>> BEGIN GIVEN RECORDS

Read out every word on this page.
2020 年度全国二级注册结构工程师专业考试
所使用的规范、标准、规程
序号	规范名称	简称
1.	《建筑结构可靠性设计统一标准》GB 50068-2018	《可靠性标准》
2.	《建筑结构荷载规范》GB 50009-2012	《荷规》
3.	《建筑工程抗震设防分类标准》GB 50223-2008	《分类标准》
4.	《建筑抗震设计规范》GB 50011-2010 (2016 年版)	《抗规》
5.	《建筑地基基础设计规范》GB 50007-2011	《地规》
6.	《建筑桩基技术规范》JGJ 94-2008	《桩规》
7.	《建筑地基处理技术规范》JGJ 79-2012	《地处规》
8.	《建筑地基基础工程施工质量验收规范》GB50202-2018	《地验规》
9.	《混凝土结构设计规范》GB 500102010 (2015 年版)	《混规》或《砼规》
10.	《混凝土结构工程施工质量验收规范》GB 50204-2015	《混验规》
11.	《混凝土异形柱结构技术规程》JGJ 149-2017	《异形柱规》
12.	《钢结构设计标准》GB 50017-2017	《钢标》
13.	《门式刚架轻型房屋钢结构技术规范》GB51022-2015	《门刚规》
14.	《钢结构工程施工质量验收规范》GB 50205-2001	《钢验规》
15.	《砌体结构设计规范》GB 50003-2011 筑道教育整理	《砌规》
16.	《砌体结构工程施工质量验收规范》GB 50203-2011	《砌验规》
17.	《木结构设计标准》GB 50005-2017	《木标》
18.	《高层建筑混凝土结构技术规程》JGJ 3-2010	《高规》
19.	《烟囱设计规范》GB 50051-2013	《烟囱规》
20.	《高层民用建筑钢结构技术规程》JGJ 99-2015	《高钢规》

>> END GIVEN RECORDS

Copy out the material above in its entirety. Every detail must match.

Read out every word on this page.
2020 年度全国二级注册结构工程师专业考试
所使用的规范、标准、规程
序号	规范名称	简称
1.	《建筑结构可靠性设计统一标准》GB 50068-2018	《可靠性标准》
2.	《建筑结构荷载规范》GB 50009-2012	《荷规》
3.	《建筑工程抗震设防分类标准》GB 50223-2008	《分类标准》
4.	《建筑抗震设计规范》GB 50011-2010 (2016 年版)	《抗规》
5.	《建筑地基基础设计规范》GB 50007-2011	《地规》
6.	《建筑桩基技术规范》JGJ 94-2008	《桩规》
7.	《建筑地基处理技术规范》JGJ 79-2012	《地处规》
8.	《建筑地基基础工程施工质量验收规范》GB50202-2018	《地验规》
9.	《混凝土结构设计规范》GB 500102010 (2015 年版)	《混规》或《砼规》
10.	《混凝土结构工程施工质量验收规范》GB 50204-2015	《混验规》
11.	《混凝土异形柱结构技术规程》JGJ 149-2017	《异形柱规》
12.	《钢结构设计标准》GB 50017-2017	《钢标》
13.	《门式刚架轻型房屋钢结构技术规范》GB51022-2015	《门刚规》
14.	《钢结构工程施工质量验收规范》GB 50205-2001	《钢验规》
15.	《砌体结构设计规范》GB 50003-2011 筑道教育整理	《砌规》
16.	《砌体结构工程施工质量验收规范》GB 50203-2011	《砌验规》
17.	《木结构设计标准》GB 50005-2017	《木标》
18.	《高层建筑混凝土结构技术规程》JGJ 3-2010	《高规》
19.	《烟囱设计规范》GB 50051-2013	《烟囱规》
20.	《高层民用建筑钢结构技术规程》JGJ 99-2015	《高钢规》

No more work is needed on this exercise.